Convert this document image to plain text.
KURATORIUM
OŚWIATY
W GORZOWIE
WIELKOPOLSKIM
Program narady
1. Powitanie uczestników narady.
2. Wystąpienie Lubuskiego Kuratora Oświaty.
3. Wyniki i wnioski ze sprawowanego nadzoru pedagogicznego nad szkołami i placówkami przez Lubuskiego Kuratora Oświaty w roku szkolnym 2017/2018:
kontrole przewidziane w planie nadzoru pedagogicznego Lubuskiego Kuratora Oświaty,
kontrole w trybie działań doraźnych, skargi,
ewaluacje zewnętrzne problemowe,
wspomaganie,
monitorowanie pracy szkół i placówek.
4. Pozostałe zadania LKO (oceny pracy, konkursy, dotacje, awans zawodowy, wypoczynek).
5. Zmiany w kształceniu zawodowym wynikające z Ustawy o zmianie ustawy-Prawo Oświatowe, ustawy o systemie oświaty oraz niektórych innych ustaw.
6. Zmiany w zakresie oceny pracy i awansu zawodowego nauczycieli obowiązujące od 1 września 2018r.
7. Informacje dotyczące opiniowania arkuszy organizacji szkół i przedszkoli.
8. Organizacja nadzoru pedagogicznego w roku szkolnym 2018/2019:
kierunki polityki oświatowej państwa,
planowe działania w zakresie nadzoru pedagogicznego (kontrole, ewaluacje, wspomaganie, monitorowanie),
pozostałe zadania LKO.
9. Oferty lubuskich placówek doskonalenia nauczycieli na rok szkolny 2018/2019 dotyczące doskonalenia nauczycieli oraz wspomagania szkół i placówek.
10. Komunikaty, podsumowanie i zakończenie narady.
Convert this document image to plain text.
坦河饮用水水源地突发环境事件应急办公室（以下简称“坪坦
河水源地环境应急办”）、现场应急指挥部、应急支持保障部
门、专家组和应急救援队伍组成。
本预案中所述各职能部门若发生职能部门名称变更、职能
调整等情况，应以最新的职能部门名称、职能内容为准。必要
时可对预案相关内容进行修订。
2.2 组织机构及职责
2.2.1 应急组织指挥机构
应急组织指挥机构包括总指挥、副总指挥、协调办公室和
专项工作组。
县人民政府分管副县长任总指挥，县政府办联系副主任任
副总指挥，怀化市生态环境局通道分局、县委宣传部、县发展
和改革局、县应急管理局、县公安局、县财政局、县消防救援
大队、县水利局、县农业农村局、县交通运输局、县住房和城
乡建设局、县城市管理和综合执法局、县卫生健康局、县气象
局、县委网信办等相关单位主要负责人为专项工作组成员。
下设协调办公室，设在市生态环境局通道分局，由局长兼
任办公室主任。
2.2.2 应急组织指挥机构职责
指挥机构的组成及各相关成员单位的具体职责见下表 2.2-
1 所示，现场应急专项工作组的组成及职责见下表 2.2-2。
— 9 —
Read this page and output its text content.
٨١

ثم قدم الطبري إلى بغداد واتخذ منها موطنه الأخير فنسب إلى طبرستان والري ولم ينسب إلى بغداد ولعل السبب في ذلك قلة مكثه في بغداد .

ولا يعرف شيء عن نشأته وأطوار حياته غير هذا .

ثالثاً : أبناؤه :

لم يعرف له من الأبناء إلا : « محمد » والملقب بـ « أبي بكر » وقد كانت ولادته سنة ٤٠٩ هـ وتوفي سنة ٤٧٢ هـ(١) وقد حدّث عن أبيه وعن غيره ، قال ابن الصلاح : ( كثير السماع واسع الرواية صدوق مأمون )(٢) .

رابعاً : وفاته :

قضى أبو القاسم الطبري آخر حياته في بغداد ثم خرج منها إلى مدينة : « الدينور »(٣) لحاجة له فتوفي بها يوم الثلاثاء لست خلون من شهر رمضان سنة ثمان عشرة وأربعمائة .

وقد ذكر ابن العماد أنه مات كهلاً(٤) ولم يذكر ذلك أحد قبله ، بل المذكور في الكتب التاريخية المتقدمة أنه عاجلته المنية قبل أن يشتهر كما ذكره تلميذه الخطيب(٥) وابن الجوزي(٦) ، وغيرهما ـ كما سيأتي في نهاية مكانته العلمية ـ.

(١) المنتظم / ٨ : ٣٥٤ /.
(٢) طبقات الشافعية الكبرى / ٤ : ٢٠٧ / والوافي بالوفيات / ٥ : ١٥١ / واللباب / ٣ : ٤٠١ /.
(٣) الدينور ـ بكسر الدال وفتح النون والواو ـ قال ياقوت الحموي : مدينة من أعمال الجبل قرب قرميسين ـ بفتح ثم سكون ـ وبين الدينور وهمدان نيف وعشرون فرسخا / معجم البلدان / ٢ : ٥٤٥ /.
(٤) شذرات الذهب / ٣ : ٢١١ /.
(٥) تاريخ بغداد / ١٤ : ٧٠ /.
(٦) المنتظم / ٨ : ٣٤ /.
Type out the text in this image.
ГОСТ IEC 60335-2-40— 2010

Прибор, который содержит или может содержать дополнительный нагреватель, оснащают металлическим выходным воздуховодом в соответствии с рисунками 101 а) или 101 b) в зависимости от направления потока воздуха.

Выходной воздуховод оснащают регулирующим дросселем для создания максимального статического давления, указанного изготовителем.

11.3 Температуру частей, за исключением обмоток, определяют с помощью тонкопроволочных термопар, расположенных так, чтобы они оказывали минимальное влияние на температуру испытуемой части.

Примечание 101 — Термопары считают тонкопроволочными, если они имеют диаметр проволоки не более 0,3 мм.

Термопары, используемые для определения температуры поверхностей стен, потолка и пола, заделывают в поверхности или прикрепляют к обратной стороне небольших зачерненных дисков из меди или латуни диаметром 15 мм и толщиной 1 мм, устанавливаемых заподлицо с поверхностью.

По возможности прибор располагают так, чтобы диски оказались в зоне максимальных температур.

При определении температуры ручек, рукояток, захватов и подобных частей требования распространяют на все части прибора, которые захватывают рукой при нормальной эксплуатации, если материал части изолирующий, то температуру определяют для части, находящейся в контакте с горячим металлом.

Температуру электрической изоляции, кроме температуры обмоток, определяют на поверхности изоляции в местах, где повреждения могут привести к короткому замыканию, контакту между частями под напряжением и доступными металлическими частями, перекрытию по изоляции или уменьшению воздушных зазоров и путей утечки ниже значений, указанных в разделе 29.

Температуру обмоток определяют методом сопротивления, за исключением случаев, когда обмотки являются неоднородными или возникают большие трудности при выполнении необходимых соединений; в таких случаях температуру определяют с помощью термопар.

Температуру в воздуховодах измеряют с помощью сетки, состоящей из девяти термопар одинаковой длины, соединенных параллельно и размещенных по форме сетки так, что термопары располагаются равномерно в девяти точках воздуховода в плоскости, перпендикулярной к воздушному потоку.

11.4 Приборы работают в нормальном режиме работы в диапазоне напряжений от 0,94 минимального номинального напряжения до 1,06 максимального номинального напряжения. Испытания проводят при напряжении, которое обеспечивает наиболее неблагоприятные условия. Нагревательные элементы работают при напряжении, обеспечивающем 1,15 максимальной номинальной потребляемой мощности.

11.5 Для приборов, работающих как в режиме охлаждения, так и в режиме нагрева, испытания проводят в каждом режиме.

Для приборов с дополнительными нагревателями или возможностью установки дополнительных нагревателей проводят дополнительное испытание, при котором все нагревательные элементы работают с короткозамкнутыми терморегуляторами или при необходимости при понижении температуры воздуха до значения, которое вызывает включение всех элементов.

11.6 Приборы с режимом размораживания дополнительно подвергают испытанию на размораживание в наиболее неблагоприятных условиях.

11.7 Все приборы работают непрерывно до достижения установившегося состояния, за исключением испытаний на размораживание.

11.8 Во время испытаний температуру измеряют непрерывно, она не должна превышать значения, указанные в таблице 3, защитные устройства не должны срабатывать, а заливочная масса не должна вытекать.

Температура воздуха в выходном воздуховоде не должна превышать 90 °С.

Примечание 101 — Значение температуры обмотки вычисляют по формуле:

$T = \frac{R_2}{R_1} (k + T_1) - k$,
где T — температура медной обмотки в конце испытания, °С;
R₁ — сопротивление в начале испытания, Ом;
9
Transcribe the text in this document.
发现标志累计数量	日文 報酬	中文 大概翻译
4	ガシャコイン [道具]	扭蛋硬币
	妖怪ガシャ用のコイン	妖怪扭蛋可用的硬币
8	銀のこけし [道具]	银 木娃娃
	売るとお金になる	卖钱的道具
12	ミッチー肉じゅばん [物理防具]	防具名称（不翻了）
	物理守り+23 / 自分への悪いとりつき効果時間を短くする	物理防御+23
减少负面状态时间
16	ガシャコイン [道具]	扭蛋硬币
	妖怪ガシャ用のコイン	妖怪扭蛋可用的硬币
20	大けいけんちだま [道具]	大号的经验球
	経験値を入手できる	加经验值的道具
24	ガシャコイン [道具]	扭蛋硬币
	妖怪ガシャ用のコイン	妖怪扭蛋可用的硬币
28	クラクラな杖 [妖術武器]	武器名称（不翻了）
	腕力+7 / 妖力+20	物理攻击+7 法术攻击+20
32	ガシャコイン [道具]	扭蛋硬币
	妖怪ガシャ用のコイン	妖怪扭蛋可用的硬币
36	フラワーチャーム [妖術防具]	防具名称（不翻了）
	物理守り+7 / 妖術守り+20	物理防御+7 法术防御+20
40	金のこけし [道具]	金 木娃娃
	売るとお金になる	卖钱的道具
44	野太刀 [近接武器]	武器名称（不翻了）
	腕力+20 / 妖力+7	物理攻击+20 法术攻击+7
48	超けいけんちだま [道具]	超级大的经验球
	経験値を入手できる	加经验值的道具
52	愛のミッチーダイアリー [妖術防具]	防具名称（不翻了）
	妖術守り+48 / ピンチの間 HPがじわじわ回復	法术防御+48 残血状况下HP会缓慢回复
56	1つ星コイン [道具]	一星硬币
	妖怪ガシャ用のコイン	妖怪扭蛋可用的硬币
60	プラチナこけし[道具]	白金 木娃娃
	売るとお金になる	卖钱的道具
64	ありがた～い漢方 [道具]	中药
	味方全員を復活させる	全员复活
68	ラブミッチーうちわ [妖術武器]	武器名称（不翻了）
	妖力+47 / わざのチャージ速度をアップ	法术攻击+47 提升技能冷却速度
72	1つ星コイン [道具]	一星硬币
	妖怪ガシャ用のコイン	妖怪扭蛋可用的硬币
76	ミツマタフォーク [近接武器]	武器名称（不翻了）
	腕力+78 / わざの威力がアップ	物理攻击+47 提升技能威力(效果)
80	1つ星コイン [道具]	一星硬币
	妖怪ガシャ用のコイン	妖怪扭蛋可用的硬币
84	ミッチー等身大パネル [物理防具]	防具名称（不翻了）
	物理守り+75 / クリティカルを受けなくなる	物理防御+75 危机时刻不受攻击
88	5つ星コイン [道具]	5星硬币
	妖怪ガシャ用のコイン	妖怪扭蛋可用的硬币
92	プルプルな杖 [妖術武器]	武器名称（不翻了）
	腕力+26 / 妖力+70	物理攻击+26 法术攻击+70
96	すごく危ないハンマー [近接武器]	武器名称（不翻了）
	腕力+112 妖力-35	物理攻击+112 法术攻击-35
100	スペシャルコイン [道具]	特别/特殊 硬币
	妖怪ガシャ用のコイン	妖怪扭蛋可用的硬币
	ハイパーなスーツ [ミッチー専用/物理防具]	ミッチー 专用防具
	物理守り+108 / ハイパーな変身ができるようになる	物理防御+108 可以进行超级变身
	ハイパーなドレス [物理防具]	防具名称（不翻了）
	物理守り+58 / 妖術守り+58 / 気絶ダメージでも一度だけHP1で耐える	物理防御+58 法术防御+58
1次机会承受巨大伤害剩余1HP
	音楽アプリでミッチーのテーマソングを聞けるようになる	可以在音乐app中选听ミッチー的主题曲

§ §

Copy every line from the entries that contains the word "妖術武器".

28	クラクラな杖 [妖術武器]	武器名称（不翻了）
68	ラブミッチーうちわ [妖術武器]	武器名称（不翻了）
92	プルプルな杖 [妖術武器]	武器名称（不翻了）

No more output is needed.